▶ _Task goal_
Skip the images. Copy the records exactly as written.

>> START

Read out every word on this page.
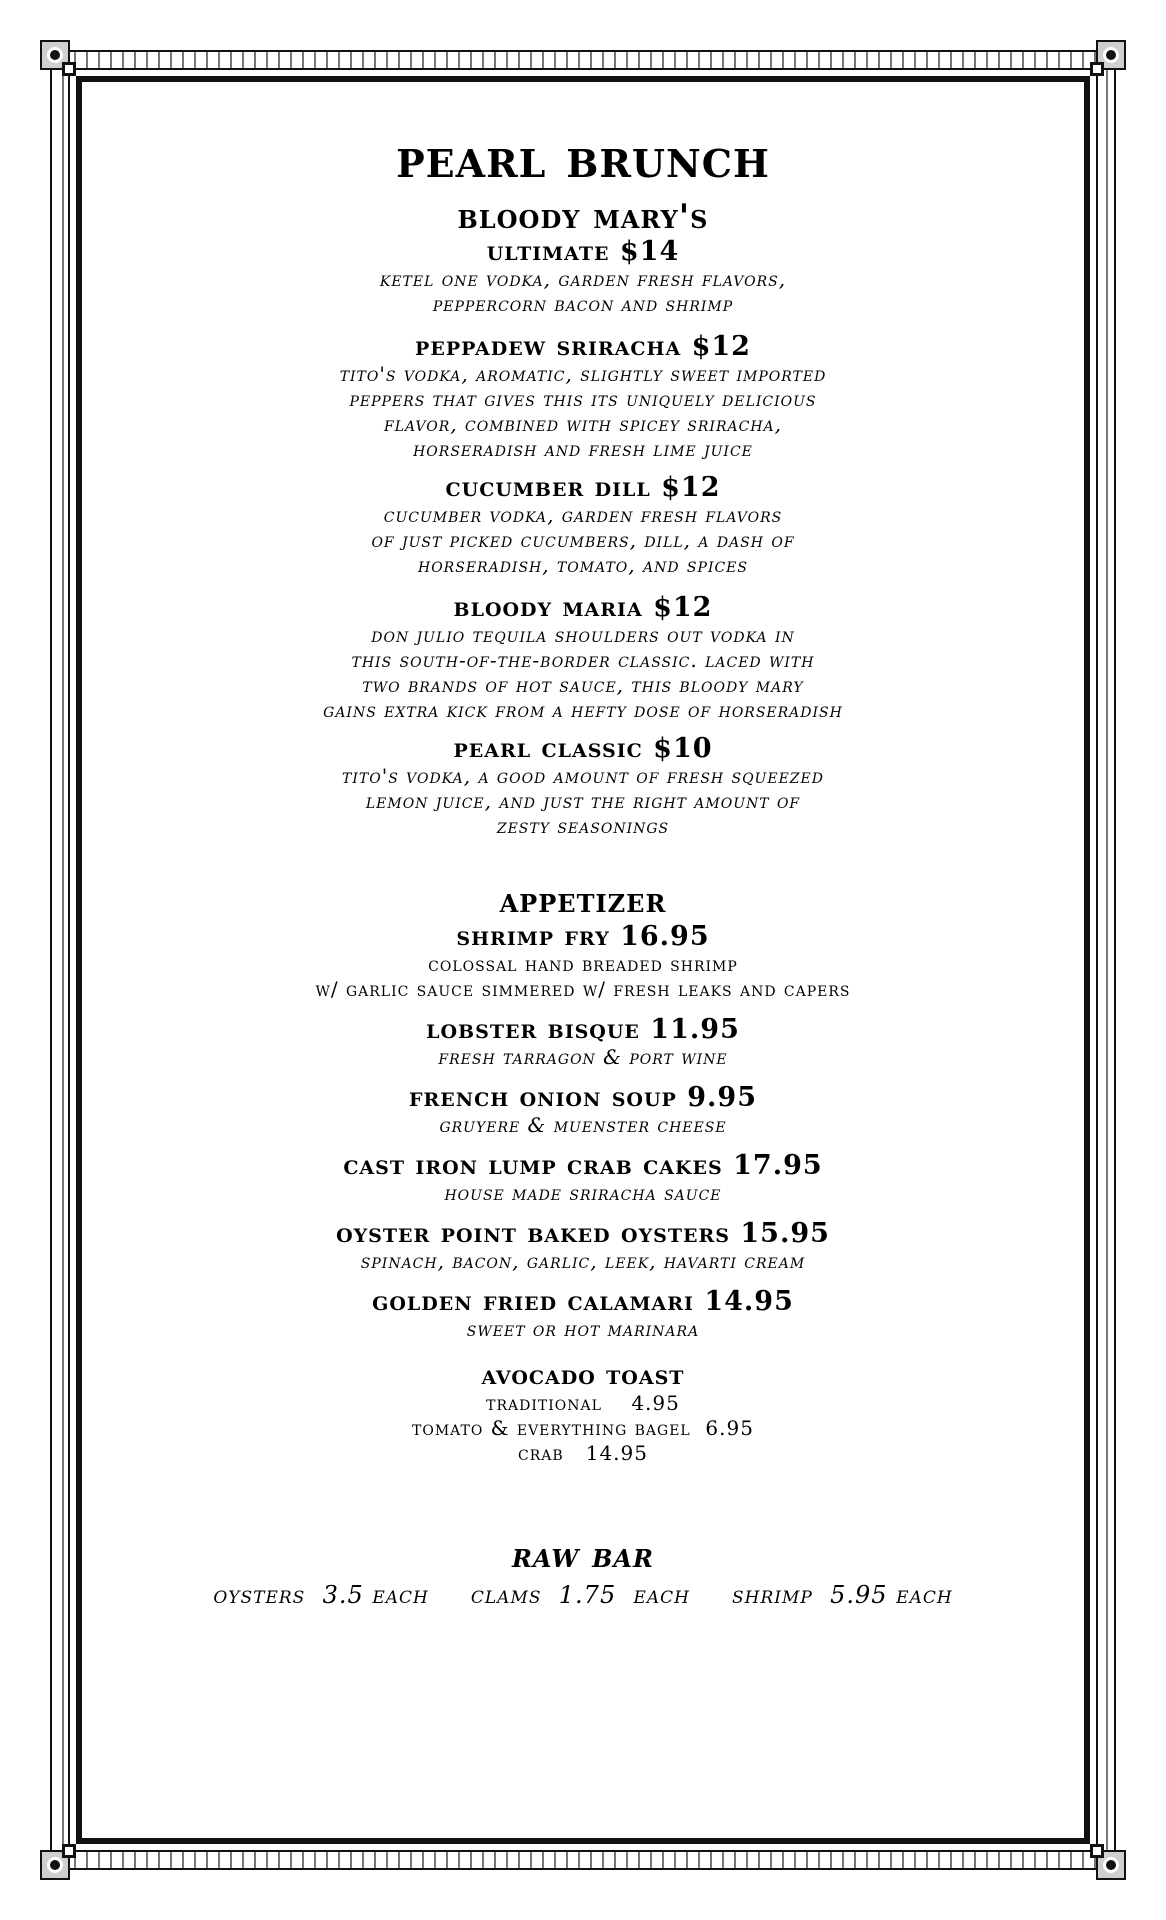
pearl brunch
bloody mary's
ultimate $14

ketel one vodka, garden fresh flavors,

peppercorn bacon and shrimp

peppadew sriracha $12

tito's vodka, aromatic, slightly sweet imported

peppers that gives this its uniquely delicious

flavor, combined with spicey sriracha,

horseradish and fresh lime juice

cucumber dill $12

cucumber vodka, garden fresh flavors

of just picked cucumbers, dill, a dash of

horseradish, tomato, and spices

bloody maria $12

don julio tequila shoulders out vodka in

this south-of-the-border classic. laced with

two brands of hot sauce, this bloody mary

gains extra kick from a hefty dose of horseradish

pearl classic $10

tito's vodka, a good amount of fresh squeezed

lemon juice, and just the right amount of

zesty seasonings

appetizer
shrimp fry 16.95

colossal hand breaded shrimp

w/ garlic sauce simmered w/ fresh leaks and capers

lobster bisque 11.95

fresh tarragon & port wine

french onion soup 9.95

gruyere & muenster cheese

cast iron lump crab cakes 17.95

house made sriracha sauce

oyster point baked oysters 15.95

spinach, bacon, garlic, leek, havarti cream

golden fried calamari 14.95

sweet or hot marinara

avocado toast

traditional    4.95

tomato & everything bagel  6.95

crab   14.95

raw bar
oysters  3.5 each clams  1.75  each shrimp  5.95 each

>> END

▶ _Response_
Read out every word on this page.
pearl brunch
bloody mary's
ultimate $14

ketel one vodka, garden fresh flavors,

peppercorn bacon and shrimp

peppadew sriracha $12

tito's vodka, aromatic, slightly sweet imported

peppers that gives this its uniquely delicious

flavor, combined with spicey sriracha,

horseradish and fresh lime juice

cucumber dill $12

cucumber vodka, garden fresh flavors

of just picked cucumbers, dill, a dash of

horseradish, tomato, and spices

bloody maria $12

don julio tequila shoulders out vodka in

this south-of-the-border classic. laced with

two brands of hot sauce, this bloody mary

gains extra kick from a hefty dose of horseradish

pearl classic $10

tito's vodka, a good amount of fresh squeezed

lemon juice, and just the right amount of

zesty seasonings

appetizer
shrimp fry 16.95

colossal hand breaded shrimp

w/ garlic sauce simmered w/ fresh leaks and capers

lobster bisque 11.95

fresh tarragon & port wine

french onion soup 9.95

gruyere & muenster cheese

cast iron lump crab cakes 17.95

house made sriracha sauce

oyster point baked oysters 15.95

spinach, bacon, garlic, leek, havarti cream

golden fried calamari 14.95

sweet or hot marinara

avocado toast

traditional    4.95

tomato & everything bagel  6.95

crab   14.95

raw bar
oysters  3.5 each clams  1.75  each shrimp  5.95 each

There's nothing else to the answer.